• Supplied information:
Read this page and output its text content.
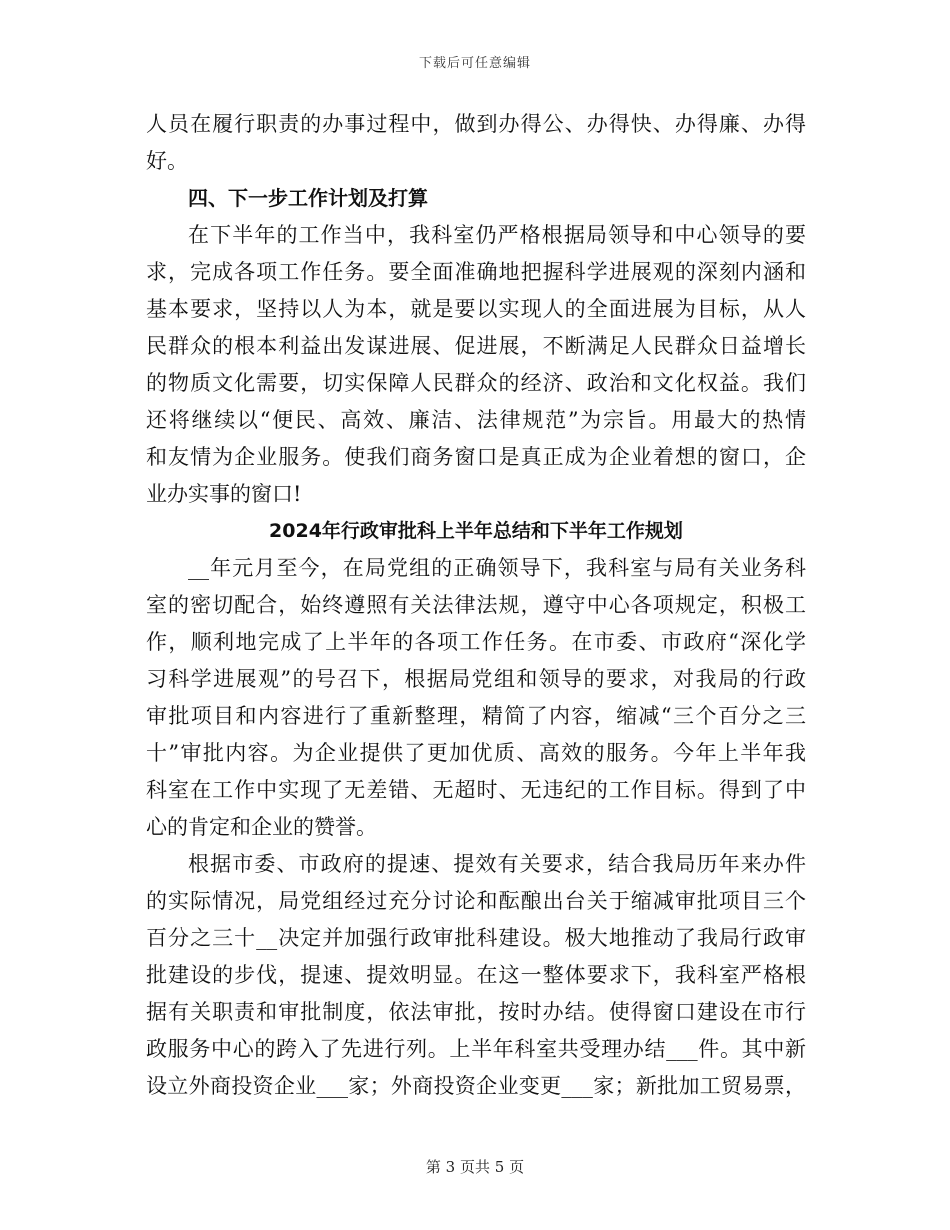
下载后可任意编辑
人员在履行职责的办事过程中，做到办得公、办得快、办得廉、办得
好。
四、下一步工作计划及打算
在下半年的工作当中，我科室仍严格根据局领导和中心领导的要
求，完成各项工作任务。要全面准确地把握科学进展观的深刻内涵和
基本要求，坚持以人为本，就是要以实现人的全面进展为目标，从人
民群众的根本利益出发谋进展、促进展，不断满足人民群众日益增长
的物质文化需要，切实保障人民群众的经济、政治和文化权益。我们
还将继续以“便民、高效、廉洁、法律规范”为宗旨。用最大的热情
和友情为企业服务。使我们商务窗口是真正成为企业着想的窗口，企
业办实事的窗口!
2024年行政审批科上半年总结和下半年工作规划
__年元月至今，在局党组的正确领导下，我科室与局有关业务科
室的密切配合，始终遵照有关法律法规，遵守中心各项规定，积极工
作，顺利地完成了上半年的各项工作任务。在市委、市政府“深化学
习科学进展观”的号召下，根据局党组和领导的要求，对我局的行政
审批项目和内容进行了重新整理，精简了内容，缩减“三个百分之三
十”审批内容。为企业提供了更加优质、高效的服务。今年上半年我
科室在工作中实现了无差错、无超时、无违纪的工作目标。得到了中
心的肯定和企业的赞誉。
根据市委、市政府的提速、提效有关要求，结合我局历年来办件
的实际情况，局党组经过充分讨论和酝酿出台关于缩减审批项目三个
百分之三十__决定并加强行政审批科建设。极大地推动了我局行政审
批建设的步伐，提速、提效明显。在这一整体要求下，我科室严格根
据有关职责和审批制度，依法审批，按时办结。使得窗口建设在市行
政服务中心的跨入了先进行列。上半年科室共受理办结___件。其中新
设立外商投资企业___家；外商投资企业变更___家；新批加工贸易票，
第 3 页共 5 页
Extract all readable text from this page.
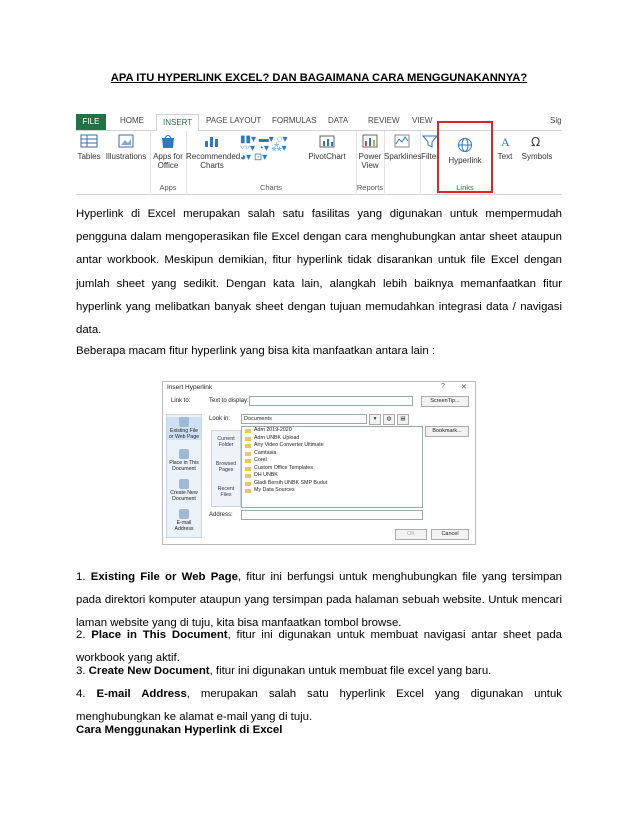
APA ITU HYPERLINK EXCEL? DAN BAGAIMANA CARA MENGGUNAKANNYA?
FILE	HOME	INSERT	PAGE LAYOUT FORMULAS DATA REVIEW VIEW	Sig
Tables Illustrations Apps for Office
Apps
Recommended Charts
▮▮▾ ▬▾ ◌▾
〰▾ ◔▾ ⁂▾
◕▾ ⊡▾	PivotChart
Charts
Power View
Reports
Sparklines Filter	Hyperlink
Links
A
Text
Ω
Symbols
Hyperlink di Excel merupakan salah satu fasilitas yang digunakan untuk mempermudah pengguna dalam mengoperasikan file Excel dengan cara menghubungkan antar sheet ataupun antar workbook. Meskipun demikian, fitur hyperlink tidak disarankan untuk file Excel dengan jumlah sheet yang sedikit. Dengan kata lain, alangkah lebih baiknya memanfaatkan fitur hyperlink yang melibatkan banyak sheet dengan tujuan memudahkan integrasi data / navigasi data.
Beberapa macam fitur hyperlink yang bisa kita manfaatkan antara lain :
Insert Hyperlink	? ✕
Link to:	Text to display:	ScreenTip...
Existing File or Web Page
Place in This Document
Create New Document
E-mail Address
Look in:	Documents	▾	◍	▤
Current Folder
Browsed Pages
Recent Files
Adm 2019-2020
Adm UNBK Upload
Any Video Converter Ultimate
Camtasia
Corel
Custom Office Templates
DH UNBK
Gladi Bersih UNBK SMP Budut
My Data Sources
Bookmark...
Address:
OK	Cancel
1. Existing File or Web Page, fitur ini berfungsi untuk menghubungkan file yang tersimpan pada direktori komputer ataupun yang tersimpan pada halaman sebuah website. Untuk mencari laman website yang di tuju, kita bisa manfaatkan tombol browse.
2. Place in This Document, fitur ini digunakan untuk membuat navigasi antar sheet pada workbook yang aktif.
3. Create New Document, fitur ini digunakan untuk membuat file excel yang baru.
4. E-mail Address, merupakan salah satu hyperlink Excel yang digunakan untuk menghubungkan ke alamat e-mail yang di tuju.
Cara Menggunakan Hyperlink di Excel
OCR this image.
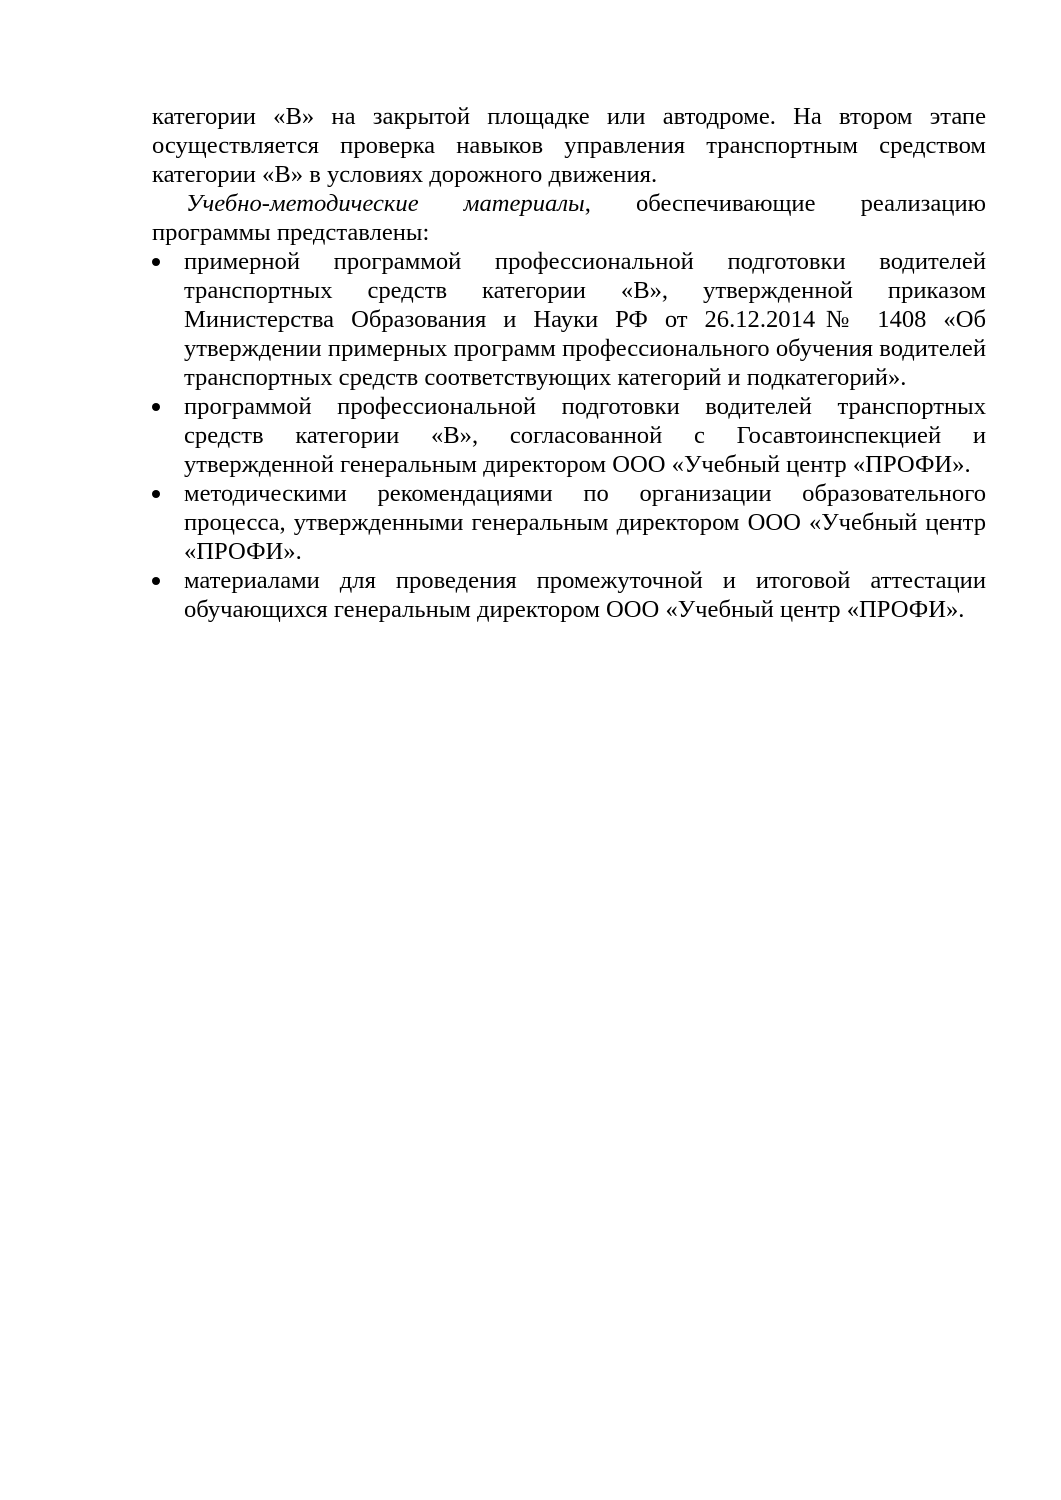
категории «В» на закрытой площадке или автодроме. На втором этапе осуществляется проверка навыков управления транспортным средством категории «В» в условиях дорожного движения.

Учебно-методические материалы, обеспечивающие реализацию программы представлены:

примерной программой профессиональной подготовки водителей транспортных средств категории «В», утвержденной приказом Министерства Образования и Науки РФ от 26.12.2014№ 1408 «Об утверждении примерных программ профессионального обучения водителей транспортных средств соответствующих категорий и подкатегорий».
программой профессиональной подготовки водителей транспортных средств категории «В», согласованной с Госавтоинспекцией и утвержденной генеральным директором ООО «Учебный центр «ПРОФИ».
методическими рекомендациями по организации образовательного процесса, утвержденными генеральным директором ООО «Учебный центр «ПРОФИ».
материалами для проведения промежуточной и итоговой аттестации обучающихся генеральным директором ООО «Учебный центр «ПРОФИ».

• Written problem:
Your task is to repeat exactly the lines from the one containing "OCR this image." through the end of the material, both included, and only those, without pictures.

• Correct output:
OCR this image.
категории «В» на закрытой площадке или автодроме. На втором этапе осуществляется проверка навыков управления транспортным средством категории «В» в условиях дорожного движения.

Учебно-методические материалы, обеспечивающие реализацию программы представлены:

примерной программой профессиональной подготовки водителей транспортных средств категории «В», утвержденной приказом Министерства Образования и Науки РФ от 26.12.2014№ 1408 «Об утверждении примерных программ профессионального обучения водителей транспортных средств соответствующих категорий и подкатегорий».
программой профессиональной подготовки водителей транспортных средств категории «В», согласованной с Госавтоинспекцией и утвержденной генеральным директором ООО «Учебный центр «ПРОФИ».
методическими рекомендациями по организации образовательного процесса, утвержденными генеральным директором ООО «Учебный центр «ПРОФИ».
материалами для проведения промежуточной и итоговой аттестации обучающихся генеральным директором ООО «Учебный центр «ПРОФИ».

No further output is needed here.